┌──

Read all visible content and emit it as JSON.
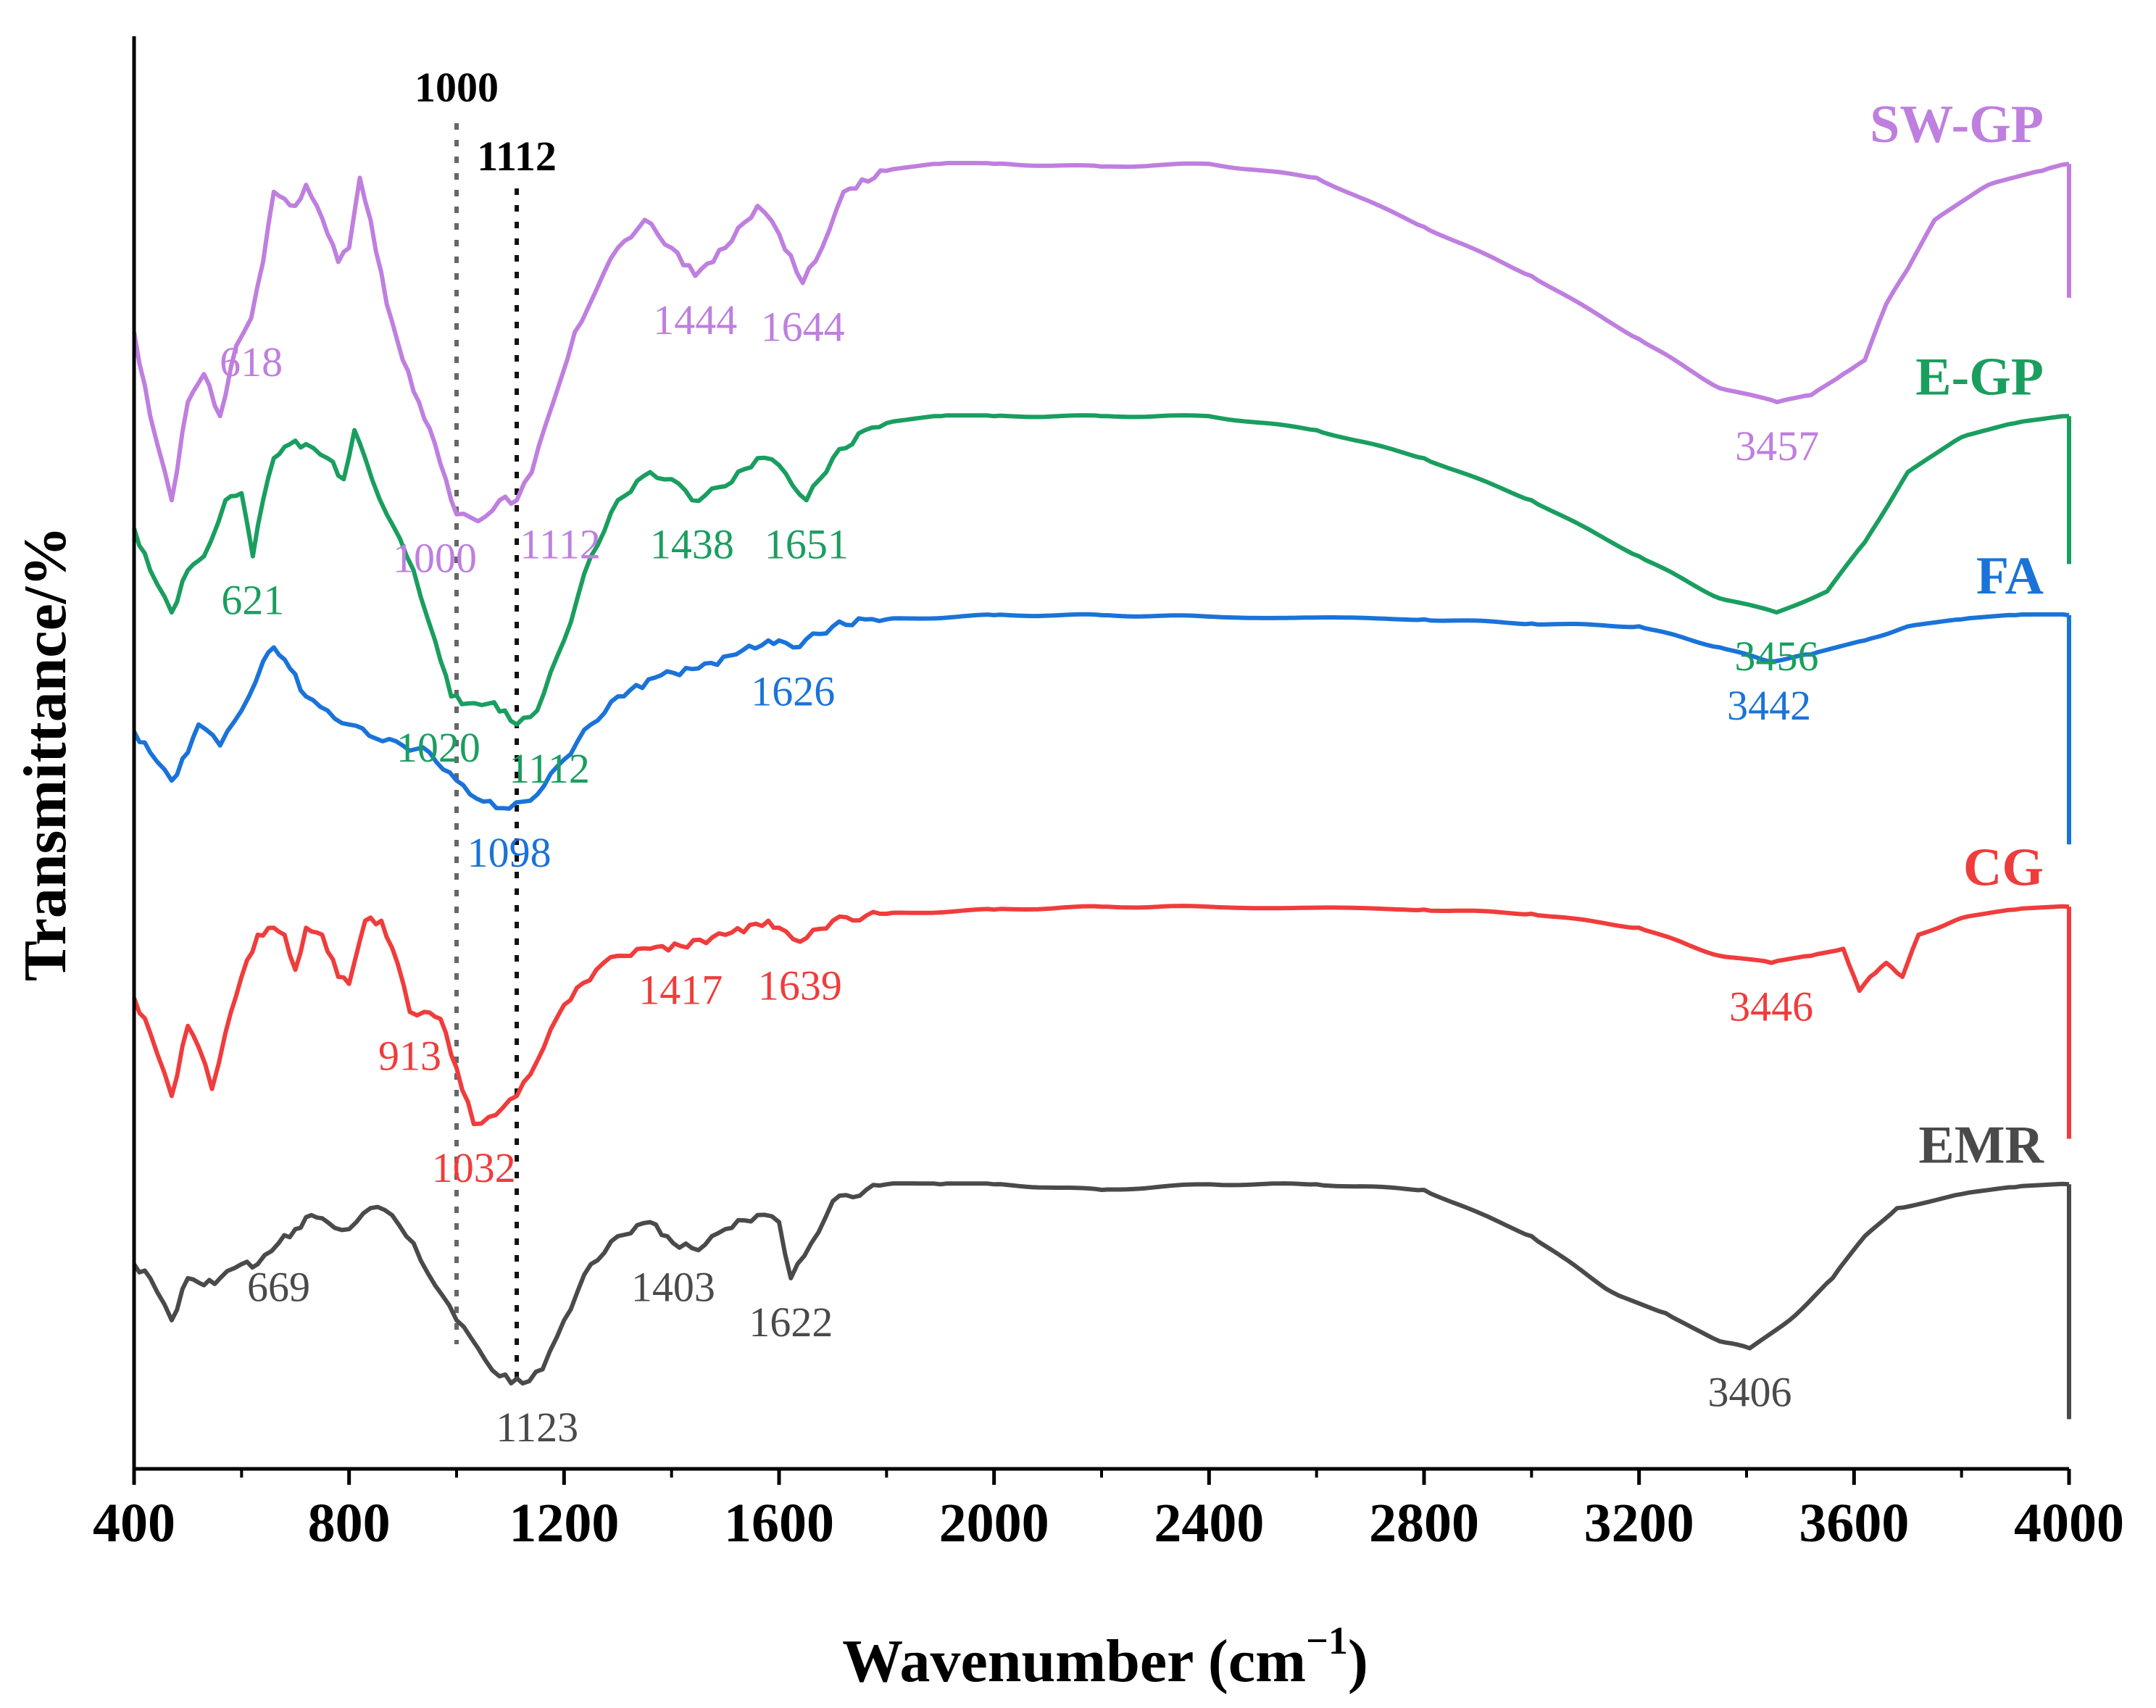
{
  "chart_data": {
    "type": "line",
    "title": "",
    "xlabel": "Wavenumber (cm",
    "xlabel_sup": "−1",
    "xlabel_close": ")",
    "ylabel": "Transmittance/%",
    "xlim": [
      400,
      4000
    ],
    "x_ticks": [
      "400",
      "800",
      "1200",
      "1600",
      "2000",
      "2400",
      "2800",
      "3200",
      "3600",
      "4000"
    ],
    "y_ticks_shown": false,
    "reference_lines": [
      {
        "x": 1000,
        "label": "1000"
      },
      {
        "x": 1112,
        "label": "1112"
      }
    ],
    "series": [
      {
        "name": "SW-GP",
        "color": "#bf7fdf",
        "offset": 8.2,
        "points": [
          [
            400,
            7.8
          ],
          [
            430,
            7.2
          ],
          [
            470,
            6.6
          ],
          [
            500,
            7.3
          ],
          [
            530,
            7.5
          ],
          [
            560,
            7.2
          ],
          [
            590,
            7.7
          ],
          [
            618,
            7.9
          ],
          [
            640,
            8.3
          ],
          [
            660,
            8.8
          ],
          [
            680,
            8.75
          ],
          [
            700,
            8.7
          ],
          [
            720,
            8.85
          ],
          [
            740,
            8.7
          ],
          [
            760,
            8.5
          ],
          [
            780,
            8.3
          ],
          [
            800,
            8.4
          ],
          [
            820,
            8.9
          ],
          [
            840,
            8.6
          ],
          [
            870,
            8.0
          ],
          [
            900,
            7.6
          ],
          [
            930,
            7.3
          ],
          [
            960,
            7.0
          ],
          [
            990,
            6.6
          ],
          [
            1000,
            6.5
          ],
          [
            1040,
            6.45
          ],
          [
            1080,
            6.6
          ],
          [
            1112,
            6.6
          ],
          [
            1140,
            6.8
          ],
          [
            1180,
            7.3
          ],
          [
            1220,
            7.8
          ],
          [
            1260,
            8.1
          ],
          [
            1300,
            8.4
          ],
          [
            1350,
            8.6
          ],
          [
            1400,
            8.4
          ],
          [
            1444,
            8.2
          ],
          [
            1500,
            8.4
          ],
          [
            1560,
            8.7
          ],
          [
            1600,
            8.5
          ],
          [
            1644,
            8.15
          ],
          [
            1680,
            8.4
          ],
          [
            1720,
            8.8
          ],
          [
            1800,
            8.95
          ],
          [
            1900,
            9.0
          ],
          [
            2000,
            9.0
          ],
          [
            2200,
            8.98
          ],
          [
            2400,
            9.0
          ],
          [
            2600,
            8.9
          ],
          [
            2800,
            8.55
          ],
          [
            3000,
            8.2
          ],
          [
            3200,
            7.75
          ],
          [
            3350,
            7.4
          ],
          [
            3457,
            7.3
          ],
          [
            3520,
            7.35
          ],
          [
            3580,
            7.5
          ],
          [
            3620,
            7.6
          ],
          [
            3660,
            8.0
          ],
          [
            3700,
            8.25
          ],
          [
            3750,
            8.6
          ],
          [
            3850,
            8.85
          ],
          [
            3950,
            8.95
          ],
          [
            4000,
            9.0
          ]
        ]
      },
      {
        "name": "E-GP",
        "color": "#1a9e5f",
        "offset": 6.3,
        "points": [
          [
            400,
            6.4
          ],
          [
            430,
            6.1
          ],
          [
            470,
            5.8
          ],
          [
            500,
            6.1
          ],
          [
            530,
            6.2
          ],
          [
            570,
            6.6
          ],
          [
            600,
            6.65
          ],
          [
            621,
            6.2
          ],
          [
            640,
            6.6
          ],
          [
            660,
            6.9
          ],
          [
            690,
            7.0
          ],
          [
            720,
            7.0
          ],
          [
            760,
            6.9
          ],
          [
            790,
            6.75
          ],
          [
            810,
            7.1
          ],
          [
            830,
            6.9
          ],
          [
            870,
            6.5
          ],
          [
            920,
            6.1
          ],
          [
            960,
            5.6
          ],
          [
            990,
            5.2
          ],
          [
            1020,
            5.15
          ],
          [
            1060,
            5.15
          ],
          [
            1090,
            5.1
          ],
          [
            1112,
            5.0
          ],
          [
            1150,
            5.1
          ],
          [
            1200,
            5.6
          ],
          [
            1250,
            6.2
          ],
          [
            1300,
            6.6
          ],
          [
            1360,
            6.8
          ],
          [
            1400,
            6.75
          ],
          [
            1438,
            6.6
          ],
          [
            1500,
            6.7
          ],
          [
            1560,
            6.9
          ],
          [
            1600,
            6.85
          ],
          [
            1651,
            6.6
          ],
          [
            1700,
            6.9
          ],
          [
            1760,
            7.1
          ],
          [
            1800,
            7.15
          ],
          [
            1900,
            7.2
          ],
          [
            2000,
            7.2
          ],
          [
            2200,
            7.2
          ],
          [
            2400,
            7.2
          ],
          [
            2600,
            7.1
          ],
          [
            2800,
            6.9
          ],
          [
            3000,
            6.6
          ],
          [
            3200,
            6.2
          ],
          [
            3350,
            5.9
          ],
          [
            3456,
            5.8
          ],
          [
            3550,
            5.95
          ],
          [
            3620,
            6.3
          ],
          [
            3700,
            6.8
          ],
          [
            3800,
            7.05
          ],
          [
            3900,
            7.15
          ],
          [
            4000,
            7.2
          ]
        ]
      },
      {
        "name": "FA",
        "color": "#1a73d9",
        "offset": 4.3,
        "points": [
          [
            400,
            4.95
          ],
          [
            430,
            4.8
          ],
          [
            470,
            4.6
          ],
          [
            500,
            4.8
          ],
          [
            520,
            5.0
          ],
          [
            560,
            4.85
          ],
          [
            600,
            5.1
          ],
          [
            640,
            5.45
          ],
          [
            660,
            5.55
          ],
          [
            690,
            5.4
          ],
          [
            720,
            5.2
          ],
          [
            760,
            5.1
          ],
          [
            800,
            5.0
          ],
          [
            850,
            4.9
          ],
          [
            900,
            4.85
          ],
          [
            950,
            4.8
          ],
          [
            1000,
            4.6
          ],
          [
            1050,
            4.45
          ],
          [
            1098,
            4.4
          ],
          [
            1150,
            4.5
          ],
          [
            1200,
            4.75
          ],
          [
            1250,
            5.0
          ],
          [
            1300,
            5.2
          ],
          [
            1380,
            5.35
          ],
          [
            1450,
            5.4
          ],
          [
            1520,
            5.5
          ],
          [
            1580,
            5.6
          ],
          [
            1600,
            5.6
          ],
          [
            1626,
            5.55
          ],
          [
            1700,
            5.7
          ],
          [
            1760,
            5.75
          ],
          [
            1800,
            5.75
          ],
          [
            2000,
            5.78
          ],
          [
            2200,
            5.78
          ],
          [
            2400,
            5.77
          ],
          [
            2800,
            5.75
          ],
          [
            3000,
            5.72
          ],
          [
            3200,
            5.7
          ],
          [
            3350,
            5.55
          ],
          [
            3442,
            5.45
          ],
          [
            3520,
            5.5
          ],
          [
            3620,
            5.6
          ],
          [
            3700,
            5.7
          ],
          [
            3800,
            5.75
          ],
          [
            3900,
            5.78
          ],
          [
            4000,
            5.78
          ]
        ]
      },
      {
        "name": "CG",
        "color": "#f03c3c",
        "offset": 2.2,
        "points": [
          [
            400,
            3.05
          ],
          [
            430,
            2.8
          ],
          [
            470,
            2.35
          ],
          [
            500,
            2.85
          ],
          [
            520,
            2.7
          ],
          [
            545,
            2.4
          ],
          [
            570,
            2.8
          ],
          [
            600,
            3.2
          ],
          [
            630,
            3.5
          ],
          [
            660,
            3.55
          ],
          [
            680,
            3.5
          ],
          [
            700,
            3.25
          ],
          [
            720,
            3.55
          ],
          [
            750,
            3.5
          ],
          [
            780,
            3.2
          ],
          [
            800,
            3.15
          ],
          [
            830,
            3.6
          ],
          [
            860,
            3.6
          ],
          [
            890,
            3.3
          ],
          [
            913,
            2.95
          ],
          [
            940,
            2.95
          ],
          [
            970,
            2.9
          ],
          [
            1000,
            2.55
          ],
          [
            1032,
            2.15
          ],
          [
            1060,
            2.2
          ],
          [
            1112,
            2.35
          ],
          [
            1150,
            2.6
          ],
          [
            1200,
            3.0
          ],
          [
            1260,
            3.25
          ],
          [
            1300,
            3.35
          ],
          [
            1360,
            3.4
          ],
          [
            1417,
            3.42
          ],
          [
            1500,
            3.5
          ],
          [
            1580,
            3.6
          ],
          [
            1600,
            3.55
          ],
          [
            1639,
            3.45
          ],
          [
            1700,
            3.6
          ],
          [
            1800,
            3.65
          ],
          [
            2000,
            3.68
          ],
          [
            2200,
            3.7
          ],
          [
            2400,
            3.7
          ],
          [
            2800,
            3.68
          ],
          [
            3000,
            3.65
          ],
          [
            3200,
            3.55
          ],
          [
            3350,
            3.35
          ],
          [
            3446,
            3.3
          ],
          [
            3520,
            3.35
          ],
          [
            3580,
            3.4
          ],
          [
            3610,
            3.1
          ],
          [
            3630,
            3.2
          ],
          [
            3660,
            3.3
          ],
          [
            3690,
            3.2
          ],
          [
            3720,
            3.5
          ],
          [
            3800,
            3.62
          ],
          [
            3900,
            3.68
          ],
          [
            4000,
            3.7
          ]
        ]
      },
      {
        "name": "EMR",
        "color": "#4a4a4a",
        "offset": 0.2,
        "points": [
          [
            400,
            1.15
          ],
          [
            430,
            1.05
          ],
          [
            470,
            0.75
          ],
          [
            500,
            1.05
          ],
          [
            530,
            1.0
          ],
          [
            560,
            1.05
          ],
          [
            600,
            1.15
          ],
          [
            630,
            1.15
          ],
          [
            669,
            1.3
          ],
          [
            700,
            1.4
          ],
          [
            730,
            1.5
          ],
          [
            760,
            1.45
          ],
          [
            800,
            1.4
          ],
          [
            840,
            1.55
          ],
          [
            880,
            1.5
          ],
          [
            920,
            1.3
          ],
          [
            960,
            1.0
          ],
          [
            1000,
            0.75
          ],
          [
            1040,
            0.55
          ],
          [
            1080,
            0.35
          ],
          [
            1123,
            0.3
          ],
          [
            1160,
            0.4
          ],
          [
            1200,
            0.75
          ],
          [
            1250,
            1.15
          ],
          [
            1300,
            1.35
          ],
          [
            1360,
            1.45
          ],
          [
            1403,
            1.3
          ],
          [
            1450,
            1.25
          ],
          [
            1500,
            1.4
          ],
          [
            1560,
            1.5
          ],
          [
            1600,
            1.45
          ],
          [
            1622,
            1.05
          ],
          [
            1660,
            1.3
          ],
          [
            1700,
            1.6
          ],
          [
            1800,
            1.72
          ],
          [
            1900,
            1.72
          ],
          [
            2000,
            1.72
          ],
          [
            2200,
            1.68
          ],
          [
            2400,
            1.72
          ],
          [
            2600,
            1.72
          ],
          [
            2800,
            1.68
          ],
          [
            3000,
            1.35
          ],
          [
            3150,
            0.95
          ],
          [
            3250,
            0.8
          ],
          [
            3350,
            0.6
          ],
          [
            3406,
            0.55
          ],
          [
            3480,
            0.75
          ],
          [
            3560,
            1.05
          ],
          [
            3620,
            1.35
          ],
          [
            3680,
            1.55
          ],
          [
            3800,
            1.65
          ],
          [
            3900,
            1.7
          ],
          [
            4000,
            1.72
          ]
        ]
      }
    ],
    "peak_labels": [
      {
        "series": "SW-GP",
        "text": "618",
        "x": 618
      },
      {
        "series": "SW-GP",
        "text": "1000",
        "x": 1000
      },
      {
        "series": "SW-GP",
        "text": "1112",
        "x": 1112
      },
      {
        "series": "SW-GP",
        "text": "1444",
        "x": 1444
      },
      {
        "series": "SW-GP",
        "text": "1644",
        "x": 1644
      },
      {
        "series": "SW-GP",
        "text": "3457",
        "x": 3457
      },
      {
        "series": "E-GP",
        "text": "621",
        "x": 621
      },
      {
        "series": "E-GP",
        "text": "1020",
        "x": 1020
      },
      {
        "series": "E-GP",
        "text": "1112",
        "x": 1112
      },
      {
        "series": "E-GP",
        "text": "1438",
        "x": 1438
      },
      {
        "series": "E-GP",
        "text": "1651",
        "x": 1651
      },
      {
        "series": "E-GP",
        "text": "3456",
        "x": 3456
      },
      {
        "series": "FA",
        "text": "1098",
        "x": 1098
      },
      {
        "series": "FA",
        "text": "1626",
        "x": 1626
      },
      {
        "series": "FA",
        "text": "3442",
        "x": 3442
      },
      {
        "series": "CG",
        "text": "913",
        "x": 913
      },
      {
        "series": "CG",
        "text": "1032",
        "x": 1032
      },
      {
        "series": "CG",
        "text": "1417",
        "x": 1417
      },
      {
        "series": "CG",
        "text": "1639",
        "x": 1639
      },
      {
        "series": "CG",
        "text": "3446",
        "x": 3446
      },
      {
        "series": "EMR",
        "text": "669",
        "x": 669
      },
      {
        "series": "EMR",
        "text": "1123",
        "x": 1123
      },
      {
        "series": "EMR",
        "text": "1403",
        "x": 1403
      },
      {
        "series": "EMR",
        "text": "1622",
        "x": 1622
      },
      {
        "series": "EMR",
        "text": "3406",
        "x": 3406
      }
    ]
  }
}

└──

● **What you will do**
Locate and copy each line in the data above that includes the word "offset".

● **Task answer**
        "offset": 8.2,
        "offset": 6.3,
        "offset": 4.3,
        "offset": 2.2,
        "offset": 0.2,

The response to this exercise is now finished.